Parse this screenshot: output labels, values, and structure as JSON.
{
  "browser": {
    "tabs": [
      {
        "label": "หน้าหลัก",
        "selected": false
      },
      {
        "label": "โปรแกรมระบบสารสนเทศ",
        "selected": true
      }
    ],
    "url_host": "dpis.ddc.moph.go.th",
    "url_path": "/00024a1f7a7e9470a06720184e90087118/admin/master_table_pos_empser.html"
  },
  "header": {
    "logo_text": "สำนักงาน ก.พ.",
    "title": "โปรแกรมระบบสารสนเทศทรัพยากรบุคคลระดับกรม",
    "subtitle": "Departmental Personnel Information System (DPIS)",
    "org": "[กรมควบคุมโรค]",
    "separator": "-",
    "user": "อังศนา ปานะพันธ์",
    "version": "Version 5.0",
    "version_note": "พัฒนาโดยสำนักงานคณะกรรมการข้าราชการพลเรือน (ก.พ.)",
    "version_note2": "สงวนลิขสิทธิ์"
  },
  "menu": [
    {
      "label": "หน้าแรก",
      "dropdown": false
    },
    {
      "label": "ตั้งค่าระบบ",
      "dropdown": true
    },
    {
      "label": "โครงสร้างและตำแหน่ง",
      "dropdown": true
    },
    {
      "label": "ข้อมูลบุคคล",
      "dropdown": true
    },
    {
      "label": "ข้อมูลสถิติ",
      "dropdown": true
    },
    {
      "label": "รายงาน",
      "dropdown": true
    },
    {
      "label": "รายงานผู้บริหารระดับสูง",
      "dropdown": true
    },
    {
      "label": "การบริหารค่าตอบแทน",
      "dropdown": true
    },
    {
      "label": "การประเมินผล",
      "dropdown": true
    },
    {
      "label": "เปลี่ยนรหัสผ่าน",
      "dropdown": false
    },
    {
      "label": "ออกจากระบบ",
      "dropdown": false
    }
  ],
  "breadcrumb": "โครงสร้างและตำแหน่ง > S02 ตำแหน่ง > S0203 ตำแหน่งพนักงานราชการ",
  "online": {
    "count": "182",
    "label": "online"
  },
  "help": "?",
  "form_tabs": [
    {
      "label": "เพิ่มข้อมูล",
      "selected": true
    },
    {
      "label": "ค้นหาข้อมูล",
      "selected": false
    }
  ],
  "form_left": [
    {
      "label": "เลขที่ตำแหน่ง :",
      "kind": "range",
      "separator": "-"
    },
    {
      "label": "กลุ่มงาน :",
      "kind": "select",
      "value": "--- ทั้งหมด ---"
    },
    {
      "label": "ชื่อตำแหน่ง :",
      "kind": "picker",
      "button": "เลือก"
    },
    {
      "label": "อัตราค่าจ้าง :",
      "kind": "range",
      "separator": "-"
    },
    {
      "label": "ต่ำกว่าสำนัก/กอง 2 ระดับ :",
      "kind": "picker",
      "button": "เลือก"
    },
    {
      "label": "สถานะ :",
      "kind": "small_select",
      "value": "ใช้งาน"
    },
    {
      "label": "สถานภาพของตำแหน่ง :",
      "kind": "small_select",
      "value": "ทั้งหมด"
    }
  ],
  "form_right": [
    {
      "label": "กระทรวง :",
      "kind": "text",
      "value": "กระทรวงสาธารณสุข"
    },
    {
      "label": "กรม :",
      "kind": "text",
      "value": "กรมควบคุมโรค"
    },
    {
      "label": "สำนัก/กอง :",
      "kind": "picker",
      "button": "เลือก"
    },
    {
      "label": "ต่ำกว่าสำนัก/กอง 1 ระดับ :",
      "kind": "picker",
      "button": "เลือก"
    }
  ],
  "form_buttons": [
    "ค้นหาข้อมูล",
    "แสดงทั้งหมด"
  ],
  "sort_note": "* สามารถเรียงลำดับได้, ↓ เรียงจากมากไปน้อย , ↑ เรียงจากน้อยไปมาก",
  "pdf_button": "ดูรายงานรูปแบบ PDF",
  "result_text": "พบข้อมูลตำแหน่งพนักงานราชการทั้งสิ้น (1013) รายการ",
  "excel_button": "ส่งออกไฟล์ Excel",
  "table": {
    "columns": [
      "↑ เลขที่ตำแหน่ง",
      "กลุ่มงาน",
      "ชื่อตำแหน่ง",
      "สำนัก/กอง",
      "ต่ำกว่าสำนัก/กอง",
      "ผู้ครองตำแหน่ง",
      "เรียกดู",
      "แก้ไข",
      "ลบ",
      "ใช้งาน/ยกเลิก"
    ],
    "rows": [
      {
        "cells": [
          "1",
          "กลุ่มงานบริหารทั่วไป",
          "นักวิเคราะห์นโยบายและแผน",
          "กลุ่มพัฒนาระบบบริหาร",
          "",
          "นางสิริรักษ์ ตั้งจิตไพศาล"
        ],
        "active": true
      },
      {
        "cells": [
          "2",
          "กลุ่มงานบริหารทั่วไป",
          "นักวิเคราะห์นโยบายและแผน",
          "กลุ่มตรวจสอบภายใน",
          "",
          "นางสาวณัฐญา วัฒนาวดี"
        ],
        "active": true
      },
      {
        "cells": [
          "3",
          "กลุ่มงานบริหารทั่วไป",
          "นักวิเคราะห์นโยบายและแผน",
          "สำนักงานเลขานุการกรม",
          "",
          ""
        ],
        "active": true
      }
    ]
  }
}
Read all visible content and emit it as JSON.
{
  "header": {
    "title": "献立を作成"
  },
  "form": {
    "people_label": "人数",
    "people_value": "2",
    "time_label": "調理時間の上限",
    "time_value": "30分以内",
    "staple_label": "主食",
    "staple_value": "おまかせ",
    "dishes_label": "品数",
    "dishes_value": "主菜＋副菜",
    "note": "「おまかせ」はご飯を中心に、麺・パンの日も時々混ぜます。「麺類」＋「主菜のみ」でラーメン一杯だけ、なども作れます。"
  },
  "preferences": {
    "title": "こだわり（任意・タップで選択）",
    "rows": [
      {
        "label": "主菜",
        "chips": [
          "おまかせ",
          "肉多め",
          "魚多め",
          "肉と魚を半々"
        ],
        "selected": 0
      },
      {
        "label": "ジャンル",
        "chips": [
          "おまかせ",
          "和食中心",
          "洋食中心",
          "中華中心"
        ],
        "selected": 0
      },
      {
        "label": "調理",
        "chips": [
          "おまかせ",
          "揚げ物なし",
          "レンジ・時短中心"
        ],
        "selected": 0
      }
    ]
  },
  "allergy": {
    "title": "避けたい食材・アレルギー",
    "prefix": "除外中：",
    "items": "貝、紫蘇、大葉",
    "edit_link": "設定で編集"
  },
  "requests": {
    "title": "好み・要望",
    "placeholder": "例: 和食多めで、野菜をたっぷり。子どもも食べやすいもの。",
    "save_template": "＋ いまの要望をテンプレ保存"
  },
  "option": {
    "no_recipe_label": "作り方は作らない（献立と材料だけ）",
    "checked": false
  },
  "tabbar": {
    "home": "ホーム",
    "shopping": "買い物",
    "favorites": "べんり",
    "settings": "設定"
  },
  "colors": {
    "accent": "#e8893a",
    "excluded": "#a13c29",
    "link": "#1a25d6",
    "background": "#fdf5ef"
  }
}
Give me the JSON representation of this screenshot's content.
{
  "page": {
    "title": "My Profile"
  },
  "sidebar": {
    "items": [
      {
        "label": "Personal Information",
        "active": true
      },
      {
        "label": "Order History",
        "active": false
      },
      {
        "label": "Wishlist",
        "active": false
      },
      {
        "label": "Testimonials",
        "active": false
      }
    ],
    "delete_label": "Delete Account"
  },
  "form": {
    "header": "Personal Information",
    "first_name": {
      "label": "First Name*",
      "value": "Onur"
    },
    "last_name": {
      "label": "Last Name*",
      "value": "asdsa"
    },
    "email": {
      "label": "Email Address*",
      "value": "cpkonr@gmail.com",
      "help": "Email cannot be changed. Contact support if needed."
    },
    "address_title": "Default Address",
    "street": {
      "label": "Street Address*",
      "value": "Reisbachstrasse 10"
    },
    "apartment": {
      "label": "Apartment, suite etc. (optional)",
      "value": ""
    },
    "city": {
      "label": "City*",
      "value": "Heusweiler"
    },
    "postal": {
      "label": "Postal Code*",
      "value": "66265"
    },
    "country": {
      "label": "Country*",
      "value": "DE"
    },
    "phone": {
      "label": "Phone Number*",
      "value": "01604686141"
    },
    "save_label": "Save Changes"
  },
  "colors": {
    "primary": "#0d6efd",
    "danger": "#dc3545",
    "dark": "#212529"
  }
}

§ **TASK DIRECTIONS**
Extract all lines that hold the word "างและตำแหน".

§ **CORRECT OUTPUT**
      "label": "โครงสร้างและตำแหน่ง",
  "breadcrumb": "โครงสร้างและตำแหน่ง > S02 ตำแหน่ง > S0203 ตำแหน่งพนักงานราชการ",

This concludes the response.